Report how many lines contain the word "Call", with no other text.

● ● ● ●

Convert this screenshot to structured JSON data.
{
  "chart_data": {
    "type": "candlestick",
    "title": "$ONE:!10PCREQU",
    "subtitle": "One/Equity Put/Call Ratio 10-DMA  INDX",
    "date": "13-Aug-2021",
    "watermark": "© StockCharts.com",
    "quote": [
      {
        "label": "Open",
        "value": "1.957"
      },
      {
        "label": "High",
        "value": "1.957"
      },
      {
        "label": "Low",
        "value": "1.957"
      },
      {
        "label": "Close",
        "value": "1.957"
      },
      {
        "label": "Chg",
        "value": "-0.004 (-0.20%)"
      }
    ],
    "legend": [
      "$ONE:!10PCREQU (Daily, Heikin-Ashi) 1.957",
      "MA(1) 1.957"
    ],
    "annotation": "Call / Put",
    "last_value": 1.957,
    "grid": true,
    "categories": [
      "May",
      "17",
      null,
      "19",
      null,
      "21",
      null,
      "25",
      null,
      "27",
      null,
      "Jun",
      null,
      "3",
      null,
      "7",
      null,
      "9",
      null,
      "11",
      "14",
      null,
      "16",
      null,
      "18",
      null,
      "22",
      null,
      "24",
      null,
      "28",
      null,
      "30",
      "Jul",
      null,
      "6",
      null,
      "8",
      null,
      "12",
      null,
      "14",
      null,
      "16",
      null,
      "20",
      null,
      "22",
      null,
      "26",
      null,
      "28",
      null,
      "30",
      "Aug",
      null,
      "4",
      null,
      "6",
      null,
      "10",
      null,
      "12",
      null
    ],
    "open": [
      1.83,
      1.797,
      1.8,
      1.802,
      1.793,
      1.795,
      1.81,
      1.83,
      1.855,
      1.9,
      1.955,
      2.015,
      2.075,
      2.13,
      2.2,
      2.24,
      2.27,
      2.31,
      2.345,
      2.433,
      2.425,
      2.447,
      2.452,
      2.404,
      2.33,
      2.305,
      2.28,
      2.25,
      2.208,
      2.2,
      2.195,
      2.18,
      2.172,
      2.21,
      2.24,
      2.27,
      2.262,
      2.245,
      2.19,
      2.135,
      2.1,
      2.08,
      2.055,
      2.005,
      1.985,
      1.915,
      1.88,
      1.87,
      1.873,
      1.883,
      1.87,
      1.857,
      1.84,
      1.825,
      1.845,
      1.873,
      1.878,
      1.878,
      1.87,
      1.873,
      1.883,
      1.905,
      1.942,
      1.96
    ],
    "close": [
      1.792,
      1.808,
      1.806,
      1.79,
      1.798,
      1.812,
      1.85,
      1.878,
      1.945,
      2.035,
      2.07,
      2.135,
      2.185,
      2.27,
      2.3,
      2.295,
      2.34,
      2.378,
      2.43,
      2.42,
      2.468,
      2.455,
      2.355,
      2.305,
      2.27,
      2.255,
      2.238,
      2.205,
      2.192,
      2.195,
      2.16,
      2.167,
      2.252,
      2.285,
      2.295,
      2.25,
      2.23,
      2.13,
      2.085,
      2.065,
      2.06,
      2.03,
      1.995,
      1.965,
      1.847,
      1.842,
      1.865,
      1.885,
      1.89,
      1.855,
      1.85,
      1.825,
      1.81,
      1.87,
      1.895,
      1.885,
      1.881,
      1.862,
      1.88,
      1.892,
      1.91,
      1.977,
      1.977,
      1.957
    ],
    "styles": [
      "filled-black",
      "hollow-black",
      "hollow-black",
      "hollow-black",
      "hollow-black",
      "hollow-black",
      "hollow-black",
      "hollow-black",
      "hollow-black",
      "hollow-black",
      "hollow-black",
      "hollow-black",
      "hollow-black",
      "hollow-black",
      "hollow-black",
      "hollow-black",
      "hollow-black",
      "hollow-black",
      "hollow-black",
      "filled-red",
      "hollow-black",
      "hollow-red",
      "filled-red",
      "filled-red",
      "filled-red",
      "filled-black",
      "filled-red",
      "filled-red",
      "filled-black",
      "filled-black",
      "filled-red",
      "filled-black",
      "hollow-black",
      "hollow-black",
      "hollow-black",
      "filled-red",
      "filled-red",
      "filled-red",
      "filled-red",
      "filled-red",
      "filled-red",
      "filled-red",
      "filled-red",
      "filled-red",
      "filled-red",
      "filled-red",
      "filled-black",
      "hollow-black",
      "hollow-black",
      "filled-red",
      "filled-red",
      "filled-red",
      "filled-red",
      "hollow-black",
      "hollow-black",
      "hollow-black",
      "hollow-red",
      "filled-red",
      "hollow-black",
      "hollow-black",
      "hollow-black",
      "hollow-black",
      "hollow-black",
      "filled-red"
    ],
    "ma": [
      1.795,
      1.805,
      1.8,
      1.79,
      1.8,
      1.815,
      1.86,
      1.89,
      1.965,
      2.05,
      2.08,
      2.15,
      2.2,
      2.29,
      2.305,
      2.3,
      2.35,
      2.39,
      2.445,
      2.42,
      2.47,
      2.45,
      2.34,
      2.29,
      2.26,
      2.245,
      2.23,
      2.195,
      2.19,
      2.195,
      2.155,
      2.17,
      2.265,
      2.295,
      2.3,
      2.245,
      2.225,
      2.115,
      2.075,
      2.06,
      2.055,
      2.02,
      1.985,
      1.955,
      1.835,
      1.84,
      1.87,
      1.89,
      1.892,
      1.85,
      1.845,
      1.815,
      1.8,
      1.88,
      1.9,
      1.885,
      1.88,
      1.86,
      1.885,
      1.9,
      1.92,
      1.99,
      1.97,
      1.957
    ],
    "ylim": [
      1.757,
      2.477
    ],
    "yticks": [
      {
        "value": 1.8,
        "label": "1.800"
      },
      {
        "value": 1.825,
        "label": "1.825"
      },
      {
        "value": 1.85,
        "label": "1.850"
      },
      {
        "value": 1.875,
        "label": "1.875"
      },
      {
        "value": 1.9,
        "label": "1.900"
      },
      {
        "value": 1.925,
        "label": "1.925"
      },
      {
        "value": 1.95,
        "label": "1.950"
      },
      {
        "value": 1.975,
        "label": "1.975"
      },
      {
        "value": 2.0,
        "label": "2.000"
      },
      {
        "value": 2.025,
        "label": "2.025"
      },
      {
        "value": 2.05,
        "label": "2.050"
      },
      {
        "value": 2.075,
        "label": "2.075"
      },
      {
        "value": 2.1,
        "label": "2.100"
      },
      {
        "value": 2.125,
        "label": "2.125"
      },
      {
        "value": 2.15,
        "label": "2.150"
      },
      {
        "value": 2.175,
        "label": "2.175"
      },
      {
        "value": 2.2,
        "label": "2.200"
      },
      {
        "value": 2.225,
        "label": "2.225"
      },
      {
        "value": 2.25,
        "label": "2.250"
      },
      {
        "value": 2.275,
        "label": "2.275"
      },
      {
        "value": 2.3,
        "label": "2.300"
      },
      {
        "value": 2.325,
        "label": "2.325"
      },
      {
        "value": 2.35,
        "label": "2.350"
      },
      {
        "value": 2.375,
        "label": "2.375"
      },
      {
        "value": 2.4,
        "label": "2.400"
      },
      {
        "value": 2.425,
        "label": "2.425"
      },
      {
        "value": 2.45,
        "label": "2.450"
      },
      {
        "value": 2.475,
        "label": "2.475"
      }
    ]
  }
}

● ● ● ●

*WORKED ANSWER*.
2